» THE PROBLEM: Copy the data that follows exactly. Include no pictures.

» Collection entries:
>>>
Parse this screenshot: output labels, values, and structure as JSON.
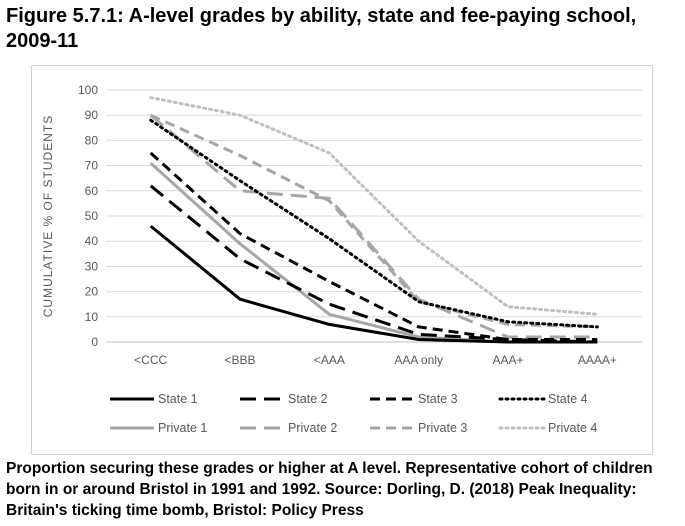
{
  "figure": {
    "title": "Figure 5.7.1: A-level grades by ability, state and fee-paying school, 2009-11",
    "caption": "Proportion securing these grades or higher at A level. Representative cohort of children born in or around Bristol in 1991 and 1992. Source: Dorling, D. (2018) Peak Inequality: Britain's ticking time bomb, Bristol: Policy Press"
  },
  "chart_data": {
    "type": "line",
    "categories": [
      "<CCC",
      "<BBB",
      "<AAA",
      "AAA only",
      "AAA+",
      "AAAA+"
    ],
    "ylabel": "CUMULATIVE % OF STUDENTS",
    "xlabel": "",
    "ylim": [
      0,
      100
    ],
    "yticks": [
      0,
      10,
      20,
      30,
      40,
      50,
      60,
      70,
      80,
      90,
      100
    ],
    "grid": true,
    "legend_position": "bottom",
    "series": [
      {
        "name": "State 1",
        "color": "#000000",
        "style": "solid",
        "values": [
          46,
          17,
          7,
          1,
          0,
          0
        ]
      },
      {
        "name": "State 2",
        "color": "#000000",
        "style": "longdash",
        "values": [
          62,
          33,
          15,
          3,
          1,
          0
        ]
      },
      {
        "name": "State 3",
        "color": "#000000",
        "style": "dash",
        "values": [
          75,
          43,
          24,
          6,
          1,
          1
        ]
      },
      {
        "name": "State 4",
        "color": "#000000",
        "style": "dot",
        "values": [
          88,
          64,
          41,
          16,
          8,
          6
        ]
      },
      {
        "name": "Private 1",
        "color": "#a6a6a6",
        "style": "solid",
        "values": [
          71,
          39,
          11,
          2,
          0,
          0
        ]
      },
      {
        "name": "Private 2",
        "color": "#a6a6a6",
        "style": "longdash",
        "values": [
          90,
          60,
          57,
          17,
          2,
          2
        ]
      },
      {
        "name": "Private 3",
        "color": "#a6a6a6",
        "style": "dash",
        "values": [
          90,
          74,
          56,
          16,
          7,
          6
        ]
      },
      {
        "name": "Private 4",
        "color": "#bfbfbf",
        "style": "dot",
        "values": [
          97,
          90,
          75,
          40,
          14,
          11
        ]
      }
    ]
  }
}
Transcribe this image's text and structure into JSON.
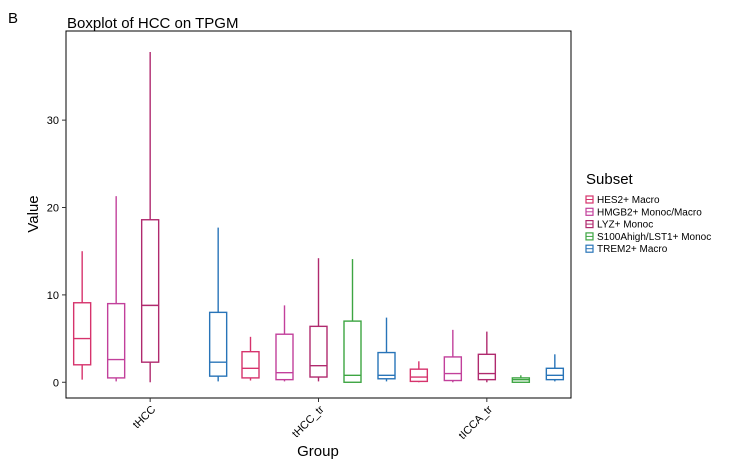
{
  "chart_data": {
    "type": "boxplot",
    "panel_label": "B",
    "title": "Boxplot of HCC on TPGM",
    "xlabel": "Group",
    "ylabel": "Value",
    "ylim": [
      -1.8,
      40.2
    ],
    "yticks": [
      0,
      10,
      20,
      30
    ],
    "categories": [
      "tHCC",
      "tHCC_tr",
      "tICCA_tr"
    ],
    "legend": {
      "title": "Subset",
      "position": "right"
    },
    "grid": false,
    "series": [
      {
        "name": "HES2+ Macro",
        "color": "#d6336c",
        "boxes": [
          {
            "min": 0.3,
            "q1": 2.0,
            "median": 5.0,
            "q3": 9.1,
            "max": 15.0
          },
          {
            "min": 0.2,
            "q1": 0.5,
            "median": 1.6,
            "q3": 3.5,
            "max": 5.2
          },
          {
            "min": 0.0,
            "q1": 0.1,
            "median": 0.6,
            "q3": 1.5,
            "max": 2.4
          }
        ]
      },
      {
        "name": "HMGB2+ Monoc/Macro",
        "color": "#c2409b",
        "boxes": [
          {
            "min": 0.1,
            "q1": 0.5,
            "median": 2.6,
            "q3": 9.0,
            "max": 21.3
          },
          {
            "min": 0.1,
            "q1": 0.3,
            "median": 1.1,
            "q3": 5.5,
            "max": 8.8
          },
          {
            "min": 0.0,
            "q1": 0.2,
            "median": 1.0,
            "q3": 2.9,
            "max": 6.0
          }
        ]
      },
      {
        "name": "LYZ+ Monoc",
        "color": "#b02a6e",
        "boxes": [
          {
            "min": 0.0,
            "q1": 2.3,
            "median": 8.8,
            "q3": 18.6,
            "max": 37.8
          },
          {
            "min": 0.1,
            "q1": 0.6,
            "median": 1.9,
            "q3": 6.4,
            "max": 14.2
          },
          {
            "min": 0.0,
            "q1": 0.3,
            "median": 1.0,
            "q3": 3.2,
            "max": 5.8
          }
        ]
      },
      {
        "name": "S100Ahigh/LST1+ Monoc",
        "color": "#3da542",
        "boxes": [
          null,
          {
            "min": 0.0,
            "q1": 0.0,
            "median": 0.8,
            "q3": 7.0,
            "max": 14.1
          },
          {
            "min": 0.0,
            "q1": 0.0,
            "median": 0.3,
            "q3": 0.5,
            "max": 0.8
          }
        ]
      },
      {
        "name": "TREM2+ Macro",
        "color": "#2874b8",
        "boxes": [
          {
            "min": 0.1,
            "q1": 0.7,
            "median": 2.3,
            "q3": 8.0,
            "max": 17.7
          },
          {
            "min": 0.1,
            "q1": 0.4,
            "median": 0.8,
            "q3": 3.4,
            "max": 7.4
          },
          {
            "min": 0.1,
            "q1": 0.3,
            "median": 0.8,
            "q3": 1.6,
            "max": 3.2
          }
        ]
      }
    ]
  }
}
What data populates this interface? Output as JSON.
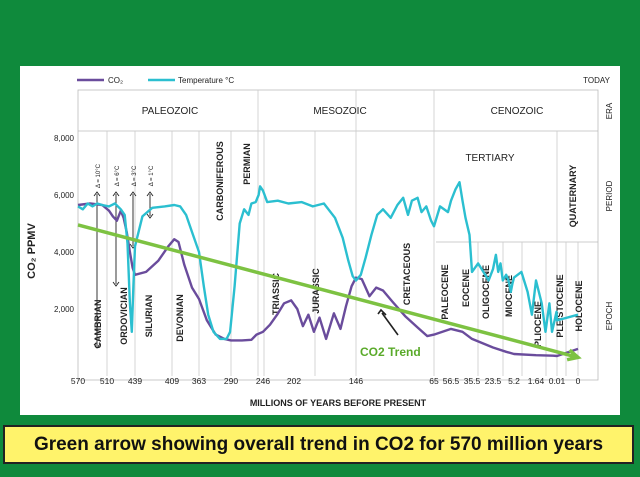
<<<
» RESULT OF THIS EXERCISE:
Parse this screenshot: output labels, values, and structure as JSON.
{
  "figure": {
    "title": "Figure 5.7.1: A-level grades by ability, state and fee-paying school, 2009-11",
    "caption": "Proportion securing these grades or higher at A level. Representative cohort of children born in or around Bristol in 1991 and 1992. Source: Dorling, D. (2018) Peak Inequality: Britain's ticking time bomb, Bristol: Policy Press"
  },
  "chart_data": {
    "type": "line",
    "categories": [
      "<CCC",
      "<BBB",
      "<AAA",
      "AAA only",
      "AAA+",
      "AAAA+"
    ],
    "ylabel": "CUMULATIVE % OF STUDENTS",
    "xlabel": "",
    "ylim": [
      0,
      100
    ],
    "yticks": [
      0,
      10,
      20,
      30,
      40,
      50,
      60,
      70,
      80,
      90,
      100
    ],
    "grid": true,
    "legend_position": "bottom",
    "series": [
      {
        "name": "State 1",
        "color": "#000000",
        "style": "solid",
        "values": [
          46,
          17,
          7,
          1,
          0,
          0
        ]
      },
      {
        "name": "State 2",
        "color": "#000000",
        "style": "longdash",
        "values": [
          62,
          33,
          15,
          3,
          1,
          0
        ]
      },
      {
        "name": "State 3",
        "color": "#000000",
        "style": "dash",
        "values": [
          75,
          43,
          24,
          6,
          1,
          1
        ]
      },
      {
        "name": "State 4",
        "color": "#000000",
        "style": "dot",
        "values": [
          88,
          64,
          41,
          16,
          8,
          6
        ]
      },
      {
        "name": "Private 1",
        "color": "#a6a6a6",
        "style": "solid",
        "values": [
          71,
          39,
          11,
          2,
          0,
          0
        ]
      },
      {
        "name": "Private 2",
        "color": "#a6a6a6",
        "style": "longdash",
        "values": [
          90,
          60,
          57,
          17,
          2,
          2
        ]
      },
      {
        "name": "Private 3",
        "color": "#a6a6a6",
        "style": "dash",
        "values": [
          90,
          74,
          56,
          16,
          7,
          6
        ]
      },
      {
        "name": "Private 4",
        "color": "#bfbfbf",
        "style": "dot",
        "values": [
          97,
          90,
          75,
          40,
          14,
          11
        ]
      }
    ]
  }
}
Transcribe this image's text and structure into JSON.
{
  "chart_data": {
    "type": "boxplot",
    "panel_label": "B",
    "title": "Boxplot of HCC on TPGM",
    "xlabel": "Group",
    "ylabel": "Value",
    "ylim": [
      -1.8,
      40.2
    ],
    "yticks": [
      0,
      10,
      20,
      30
    ],
    "categories": [
      "tHCC",
      "tHCC_tr",
      "tICCA_tr"
    ],
    "legend": {
      "title": "Subset",
      "position": "right"
    },
    "grid": false,
    "series": [
      {
        "name": "HES2+ Macro",
        "color": "#d6336c",
        "boxes": [
          {
            "min": 0.3,
            "q1": 2.0,
            "median": 5.0,
            "q3": 9.1,
            "max": 15.0
          },
          {
            "min": 0.2,
            "q1": 0.5,
            "median": 1.6,
            "q3": 3.5,
            "max": 5.2
          },
          {
            "min": 0.0,
            "q1": 0.1,
            "median": 0.6,
            "q3": 1.5,
            "max": 2.4
          }
        ]
      },
      {
        "name": "HMGB2+ Monoc/Macro",
        "color": "#c2409b",
        "boxes": [
          {
            "min": 0.1,
            "q1": 0.5,
            "median": 2.6,
            "q3": 9.0,
            "max": 21.3
          },
          {
            "min": 0.1,
            "q1": 0.3,
            "median": 1.1,
            "q3": 5.5,
            "max": 8.8
          },
          {
            "min": 0.0,
            "q1": 0.2,
            "median": 1.0,
            "q3": 2.9,
            "max": 6.0
          }
        ]
      },
      {
        "name": "LYZ+ Monoc",
        "color": "#b02a6e",
        "boxes": [
          {
            "min": 0.0,
            "q1": 2.3,
            "median": 8.8,
            "q3": 18.6,
            "max": 37.8
          },
          {
            "min": 0.1,
            "q1": 0.6,
            "median": 1.9,
            "q3": 6.4,
            "max": 14.2
          },
          {
            "min": 0.0,
            "q1": 0.3,
            "median": 1.0,
            "q3": 3.2,
            "max": 5.8
          }
        ]
      },
      {
        "name": "S100Ahigh/LST1+ Monoc",
        "color": "#3da542",
        "boxes": [
          null,
          {
            "min": 0.0,
            "q1": 0.0,
            "median": 0.8,
            "q3": 7.0,
            "max": 14.1
          },
          {
            "min": 0.0,
            "q1": 0.0,
            "median": 0.3,
            "q3": 0.5,
            "max": 0.8
          }
        ]
      },
      {
        "name": "TREM2+ Macro",
        "color": "#2874b8",
        "boxes": [
          {
            "min": 0.1,
            "q1": 0.7,
            "median": 2.3,
            "q3": 8.0,
            "max": 17.7
          },
          {
            "min": 0.1,
            "q1": 0.4,
            "median": 0.8,
            "q3": 3.4,
            "max": 7.4
          },
          {
            "min": 0.1,
            "q1": 0.3,
            "median": 0.8,
            "q3": 1.6,
            "max": 3.2
          }
        ]
      }
    ]
  }
}
What data populates this interface? Output as JSON.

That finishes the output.